ENTRIES PROVIDED:
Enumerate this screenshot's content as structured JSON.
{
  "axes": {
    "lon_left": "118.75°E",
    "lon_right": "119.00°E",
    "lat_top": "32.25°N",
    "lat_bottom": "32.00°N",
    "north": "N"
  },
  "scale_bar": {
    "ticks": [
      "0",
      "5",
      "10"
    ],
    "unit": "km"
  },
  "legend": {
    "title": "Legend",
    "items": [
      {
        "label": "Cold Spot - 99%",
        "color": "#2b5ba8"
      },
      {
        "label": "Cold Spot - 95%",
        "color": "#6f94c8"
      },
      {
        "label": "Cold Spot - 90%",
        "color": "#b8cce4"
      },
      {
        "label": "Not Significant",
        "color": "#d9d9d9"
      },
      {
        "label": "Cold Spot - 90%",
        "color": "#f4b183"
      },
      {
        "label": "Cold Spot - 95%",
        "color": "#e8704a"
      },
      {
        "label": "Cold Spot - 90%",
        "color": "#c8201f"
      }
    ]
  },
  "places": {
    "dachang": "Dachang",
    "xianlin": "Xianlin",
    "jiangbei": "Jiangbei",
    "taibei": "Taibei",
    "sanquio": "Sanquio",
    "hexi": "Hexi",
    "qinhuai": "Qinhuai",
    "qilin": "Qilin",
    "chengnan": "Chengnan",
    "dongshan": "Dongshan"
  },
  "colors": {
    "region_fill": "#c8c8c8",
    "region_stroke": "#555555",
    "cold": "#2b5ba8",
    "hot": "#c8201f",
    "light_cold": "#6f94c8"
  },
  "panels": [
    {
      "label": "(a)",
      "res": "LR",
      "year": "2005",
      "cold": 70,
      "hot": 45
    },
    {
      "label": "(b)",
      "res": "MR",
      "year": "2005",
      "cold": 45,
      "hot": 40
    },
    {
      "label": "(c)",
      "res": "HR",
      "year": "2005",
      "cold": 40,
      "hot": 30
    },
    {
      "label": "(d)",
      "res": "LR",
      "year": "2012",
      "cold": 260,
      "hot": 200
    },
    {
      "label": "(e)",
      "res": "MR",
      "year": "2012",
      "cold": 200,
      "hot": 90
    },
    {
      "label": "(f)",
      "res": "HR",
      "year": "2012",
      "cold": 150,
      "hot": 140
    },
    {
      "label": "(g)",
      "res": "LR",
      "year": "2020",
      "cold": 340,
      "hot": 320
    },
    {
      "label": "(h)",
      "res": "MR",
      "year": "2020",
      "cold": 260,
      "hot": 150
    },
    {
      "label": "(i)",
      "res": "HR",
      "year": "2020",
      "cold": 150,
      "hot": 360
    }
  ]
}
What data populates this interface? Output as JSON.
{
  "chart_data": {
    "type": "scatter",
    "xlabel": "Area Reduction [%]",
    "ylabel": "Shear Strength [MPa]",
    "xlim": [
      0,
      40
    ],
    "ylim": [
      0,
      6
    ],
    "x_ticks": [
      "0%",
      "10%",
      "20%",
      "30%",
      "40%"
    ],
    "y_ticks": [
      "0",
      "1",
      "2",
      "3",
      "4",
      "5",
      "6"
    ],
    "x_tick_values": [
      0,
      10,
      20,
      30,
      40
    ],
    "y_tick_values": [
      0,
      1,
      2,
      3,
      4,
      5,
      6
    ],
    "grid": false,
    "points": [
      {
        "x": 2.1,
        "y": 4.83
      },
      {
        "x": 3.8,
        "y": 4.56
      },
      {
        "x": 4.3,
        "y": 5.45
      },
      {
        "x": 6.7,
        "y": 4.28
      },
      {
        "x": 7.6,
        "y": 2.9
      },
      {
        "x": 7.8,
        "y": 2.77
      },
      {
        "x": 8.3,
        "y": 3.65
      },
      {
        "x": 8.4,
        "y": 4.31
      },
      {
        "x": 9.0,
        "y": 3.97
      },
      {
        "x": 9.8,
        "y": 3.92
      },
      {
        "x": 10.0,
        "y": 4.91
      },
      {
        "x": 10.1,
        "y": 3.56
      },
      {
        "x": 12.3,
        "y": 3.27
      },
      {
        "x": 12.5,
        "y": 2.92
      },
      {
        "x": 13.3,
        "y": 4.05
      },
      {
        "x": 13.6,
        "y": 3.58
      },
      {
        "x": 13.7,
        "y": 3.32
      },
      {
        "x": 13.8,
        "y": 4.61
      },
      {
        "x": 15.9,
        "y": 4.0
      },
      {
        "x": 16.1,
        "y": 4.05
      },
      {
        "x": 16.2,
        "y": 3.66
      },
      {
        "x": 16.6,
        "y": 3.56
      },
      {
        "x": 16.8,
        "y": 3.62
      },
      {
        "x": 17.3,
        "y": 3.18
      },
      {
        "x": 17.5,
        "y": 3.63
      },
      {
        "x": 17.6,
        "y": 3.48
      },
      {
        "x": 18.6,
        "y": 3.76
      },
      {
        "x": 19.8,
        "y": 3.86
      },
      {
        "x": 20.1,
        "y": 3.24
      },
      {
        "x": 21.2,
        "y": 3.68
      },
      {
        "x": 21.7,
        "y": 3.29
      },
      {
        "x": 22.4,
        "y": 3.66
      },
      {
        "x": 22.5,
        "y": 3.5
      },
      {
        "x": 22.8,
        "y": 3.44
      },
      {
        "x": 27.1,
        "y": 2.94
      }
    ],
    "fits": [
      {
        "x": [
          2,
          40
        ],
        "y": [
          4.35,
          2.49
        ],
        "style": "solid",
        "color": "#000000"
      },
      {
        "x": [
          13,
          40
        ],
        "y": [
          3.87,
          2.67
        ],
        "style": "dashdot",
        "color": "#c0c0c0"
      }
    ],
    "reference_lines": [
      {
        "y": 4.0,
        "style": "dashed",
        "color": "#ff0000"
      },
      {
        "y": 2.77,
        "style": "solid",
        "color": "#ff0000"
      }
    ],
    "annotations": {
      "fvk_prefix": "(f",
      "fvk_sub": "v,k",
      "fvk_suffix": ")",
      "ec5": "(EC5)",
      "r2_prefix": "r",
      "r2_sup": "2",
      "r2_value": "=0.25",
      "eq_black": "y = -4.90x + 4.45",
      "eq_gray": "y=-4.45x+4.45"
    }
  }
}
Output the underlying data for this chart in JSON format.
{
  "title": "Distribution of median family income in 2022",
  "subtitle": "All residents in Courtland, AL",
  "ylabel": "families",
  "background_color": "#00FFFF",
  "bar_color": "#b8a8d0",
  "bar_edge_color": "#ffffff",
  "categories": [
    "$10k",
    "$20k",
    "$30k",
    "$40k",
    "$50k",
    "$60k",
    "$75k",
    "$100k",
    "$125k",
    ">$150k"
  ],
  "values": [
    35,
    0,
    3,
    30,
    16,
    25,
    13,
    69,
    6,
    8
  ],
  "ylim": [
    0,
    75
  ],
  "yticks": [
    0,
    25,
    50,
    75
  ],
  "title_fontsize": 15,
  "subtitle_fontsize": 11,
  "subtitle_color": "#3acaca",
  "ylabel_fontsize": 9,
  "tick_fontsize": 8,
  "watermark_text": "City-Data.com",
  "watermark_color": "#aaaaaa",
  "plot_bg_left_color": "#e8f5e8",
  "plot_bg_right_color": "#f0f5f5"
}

EXERCISE INSTRUCTIONS:
Copy every record exactly as presented.

SOLUTION TO THIS PROBLEM:
Enumerate this screenshot's content as structured JSON.
{
  "axes": {
    "lon_left": "118.75°E",
    "lon_right": "119.00°E",
    "lat_top": "32.25°N",
    "lat_bottom": "32.00°N",
    "north": "N"
  },
  "scale_bar": {
    "ticks": [
      "0",
      "5",
      "10"
    ],
    "unit": "km"
  },
  "legend": {
    "title": "Legend",
    "items": [
      {
        "label": "Cold Spot - 99%",
        "color": "#2b5ba8"
      },
      {
        "label": "Cold Spot - 95%",
        "color": "#6f94c8"
      },
      {
        "label": "Cold Spot - 90%",
        "color": "#b8cce4"
      },
      {
        "label": "Not Significant",
        "color": "#d9d9d9"
      },
      {
        "label": "Cold Spot - 90%",
        "color": "#f4b183"
      },
      {
        "label": "Cold Spot - 95%",
        "color": "#e8704a"
      },
      {
        "label": "Cold Spot - 90%",
        "color": "#c8201f"
      }
    ]
  },
  "places": {
    "dachang": "Dachang",
    "xianlin": "Xianlin",
    "jiangbei": "Jiangbei",
    "taibei": "Taibei",
    "sanquio": "Sanquio",
    "hexi": "Hexi",
    "qinhuai": "Qinhuai",
    "qilin": "Qilin",
    "chengnan": "Chengnan",
    "dongshan": "Dongshan"
  },
  "colors": {
    "region_fill": "#c8c8c8",
    "region_stroke": "#555555",
    "cold": "#2b5ba8",
    "hot": "#c8201f",
    "light_cold": "#6f94c8"
  },
  "panels": [
    {
      "label": "(a)",
      "res": "LR",
      "year": "2005",
      "cold": 70,
      "hot": 45
    },
    {
      "label": "(b)",
      "res": "MR",
      "year": "2005",
      "cold": 45,
      "hot": 40
    },
    {
      "label": "(c)",
      "res": "HR",
      "year": "2005",
      "cold": 40,
      "hot": 30
    },
    {
      "label": "(d)",
      "res": "LR",
      "year": "2012",
      "cold": 260,
      "hot": 200
    },
    {
      "label": "(e)",
      "res": "MR",
      "year": "2012",
      "cold": 200,
      "hot": 90
    },
    {
      "label": "(f)",
      "res": "HR",
      "year": "2012",
      "cold": 150,
      "hot": 140
    },
    {
      "label": "(g)",
      "res": "LR",
      "year": "2020",
      "cold": 340,
      "hot": 320
    },
    {
      "label": "(h)",
      "res": "MR",
      "year": "2020",
      "cold": 260,
      "hot": 150
    },
    {
      "label": "(i)",
      "res": "HR",
      "year": "2020",
      "cold": 150,
      "hot": 360
    }
  ]
}
What data populates this interface? Output as JSON.
{
  "chart_data": {
    "type": "scatter",
    "xlabel": "Area Reduction [%]",
    "ylabel": "Shear Strength [MPa]",
    "xlim": [
      0,
      40
    ],
    "ylim": [
      0,
      6
    ],
    "x_ticks": [
      "0%",
      "10%",
      "20%",
      "30%",
      "40%"
    ],
    "y_ticks": [
      "0",
      "1",
      "2",
      "3",
      "4",
      "5",
      "6"
    ],
    "x_tick_values": [
      0,
      10,
      20,
      30,
      40
    ],
    "y_tick_values": [
      0,
      1,
      2,
      3,
      4,
      5,
      6
    ],
    "grid": false,
    "points": [
      {
        "x": 2.1,
        "y": 4.83
      },
      {
        "x": 3.8,
        "y": 4.56
      },
      {
        "x": 4.3,
        "y": 5.45
      },
      {
        "x": 6.7,
        "y": 4.28
      },
      {
        "x": 7.6,
        "y": 2.9
      },
      {
        "x": 7.8,
        "y": 2.77
      },
      {
        "x": 8.3,
        "y": 3.65
      },
      {
        "x": 8.4,
        "y": 4.31
      },
      {
        "x": 9.0,
        "y": 3.97
      },
      {
        "x": 9.8,
        "y": 3.92
      },
      {
        "x": 10.0,
        "y": 4.91
      },
      {
        "x": 10.1,
        "y": 3.56
      },
      {
        "x": 12.3,
        "y": 3.27
      },
      {
        "x": 12.5,
        "y": 2.92
      },
      {
        "x": 13.3,
        "y": 4.05
      },
      {
        "x": 13.6,
        "y": 3.58
      },
      {
        "x": 13.7,
        "y": 3.32
      },
      {
        "x": 13.8,
        "y": 4.61
      },
      {
        "x": 15.9,
        "y": 4.0
      },
      {
        "x": 16.1,
        "y": 4.05
      },
      {
        "x": 16.2,
        "y": 3.66
      },
      {
        "x": 16.6,
        "y": 3.56
      },
      {
        "x": 16.8,
        "y": 3.62
      },
      {
        "x": 17.3,
        "y": 3.18
      },
      {
        "x": 17.5,
        "y": 3.63
      },
      {
        "x": 17.6,
        "y": 3.48
      },
      {
        "x": 18.6,
        "y": 3.76
      },
      {
        "x": 19.8,
        "y": 3.86
      },
      {
        "x": 20.1,
        "y": 3.24
      },
      {
        "x": 21.2,
        "y": 3.68
      },
      {
        "x": 21.7,
        "y": 3.29
      },
      {
        "x": 22.4,
        "y": 3.66
      },
      {
        "x": 22.5,
        "y": 3.5
      },
      {
        "x": 22.8,
        "y": 3.44
      },
      {
        "x": 27.1,
        "y": 2.94
      }
    ],
    "fits": [
      {
        "x": [
          2,
          40
        ],
        "y": [
          4.35,
          2.49
        ],
        "style": "solid",
        "color": "#000000"
      },
      {
        "x": [
          13,
          40
        ],
        "y": [
          3.87,
          2.67
        ],
        "style": "dashdot",
        "color": "#c0c0c0"
      }
    ],
    "reference_lines": [
      {
        "y": 4.0,
        "style": "dashed",
        "color": "#ff0000"
      },
      {
        "y": 2.77,
        "style": "solid",
        "color": "#ff0000"
      }
    ],
    "annotations": {
      "fvk_prefix": "(f",
      "fvk_sub": "v,k",
      "fvk_suffix": ")",
      "ec5": "(EC5)",
      "r2_prefix": "r",
      "r2_sup": "2",
      "r2_value": "=0.25",
      "eq_black": "y = -4.90x + 4.45",
      "eq_gray": "y=-4.45x+4.45"
    }
  }
}
Output the underlying data for this chart in JSON format.
{
  "title": "Distribution of median family income in 2022",
  "subtitle": "All residents in Courtland, AL",
  "ylabel": "families",
  "background_color": "#00FFFF",
  "bar_color": "#b8a8d0",
  "bar_edge_color": "#ffffff",
  "categories": [
    "$10k",
    "$20k",
    "$30k",
    "$40k",
    "$50k",
    "$60k",
    "$75k",
    "$100k",
    "$125k",
    ">$150k"
  ],
  "values": [
    35,
    0,
    3,
    30,
    16,
    25,
    13,
    69,
    6,
    8
  ],
  "ylim": [
    0,
    75
  ],
  "yticks": [
    0,
    25,
    50,
    75
  ],
  "title_fontsize": 15,
  "subtitle_fontsize": 11,
  "subtitle_color": "#3acaca",
  "ylabel_fontsize": 9,
  "tick_fontsize": 8,
  "watermark_text": "City-Data.com",
  "watermark_color": "#aaaaaa",
  "plot_bg_left_color": "#e8f5e8",
  "plot_bg_right_color": "#f0f5f5"
}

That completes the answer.